• SET TASK:
Give every line again exactly as it appears, please, but not the pictures.

'''

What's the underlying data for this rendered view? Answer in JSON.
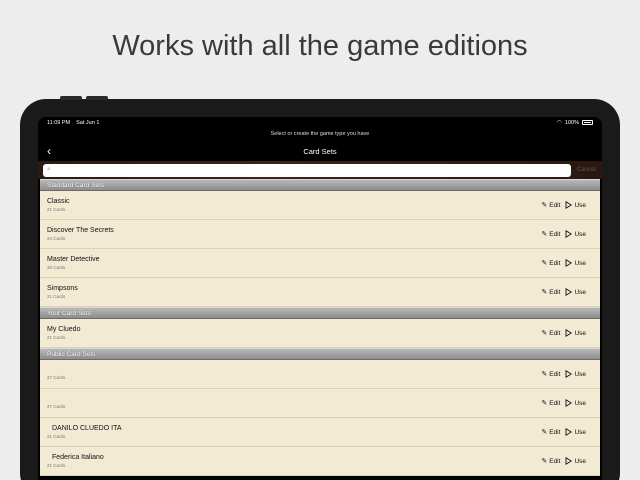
{
  "headline": "Works with all the game editions",
  "status": {
    "time": "11:09 PM",
    "date": "Sat Jun 1",
    "battery": "100%"
  },
  "prompt": "Select or create the game type you have",
  "navbar": {
    "title": "Card Sets"
  },
  "search": {
    "placeholder": "",
    "cancel_label": "Cancel"
  },
  "sections": [
    {
      "title": "Standard Card Sets",
      "rows": [
        {
          "name": "Classic",
          "count": "21 Cards"
        },
        {
          "name": "Discover The Secrets",
          "count": "24 Cards"
        },
        {
          "name": "Master Detective",
          "count": "30 Cards"
        },
        {
          "name": "Simpsons",
          "count": "21 Cards"
        }
      ]
    },
    {
      "title": "Your Card Sets",
      "rows": [
        {
          "name": "My Cluedo",
          "count": "21 Cards"
        }
      ]
    },
    {
      "title": "Public Card Sets",
      "rows": [
        {
          "name": "",
          "count": "27 Cards"
        },
        {
          "name": "",
          "count": "27 Cards"
        },
        {
          "name": "DANILO CLUEDO ITA",
          "count": "21 Cards"
        },
        {
          "name": "Federica Italiano",
          "count": "21 Cards"
        }
      ]
    }
  ],
  "actions": {
    "edit_label": "Edit",
    "use_label": "Use"
  },
  "icons": {
    "back": "chevron-left-icon",
    "search": "magnifier-icon",
    "edit": "pencil-icon",
    "use": "play-icon",
    "wifi": "wifi-icon",
    "battery": "battery-icon"
  }
}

'''

• THE SOLUTION:
What's the underlying data for this rendered view? Answer in JSON.
{
  "headline": "Works with all the game editions",
  "status": {
    "time": "11:09 PM",
    "date": "Sat Jun 1",
    "battery": "100%"
  },
  "prompt": "Select or create the game type you have",
  "navbar": {
    "title": "Card Sets"
  },
  "search": {
    "placeholder": "",
    "cancel_label": "Cancel"
  },
  "sections": [
    {
      "title": "Standard Card Sets",
      "rows": [
        {
          "name": "Classic",
          "count": "21 Cards"
        },
        {
          "name": "Discover The Secrets",
          "count": "24 Cards"
        },
        {
          "name": "Master Detective",
          "count": "30 Cards"
        },
        {
          "name": "Simpsons",
          "count": "21 Cards"
        }
      ]
    },
    {
      "title": "Your Card Sets",
      "rows": [
        {
          "name": "My Cluedo",
          "count": "21 Cards"
        }
      ]
    },
    {
      "title": "Public Card Sets",
      "rows": [
        {
          "name": "",
          "count": "27 Cards"
        },
        {
          "name": "",
          "count": "27 Cards"
        },
        {
          "name": "DANILO CLUEDO ITA",
          "count": "21 Cards"
        },
        {
          "name": "Federica Italiano",
          "count": "21 Cards"
        }
      ]
    }
  ],
  "actions": {
    "edit_label": "Edit",
    "use_label": "Use"
  },
  "icons": {
    "back": "chevron-left-icon",
    "search": "magnifier-icon",
    "edit": "pencil-icon",
    "use": "play-icon",
    "wifi": "wifi-icon",
    "battery": "battery-icon"
  }
}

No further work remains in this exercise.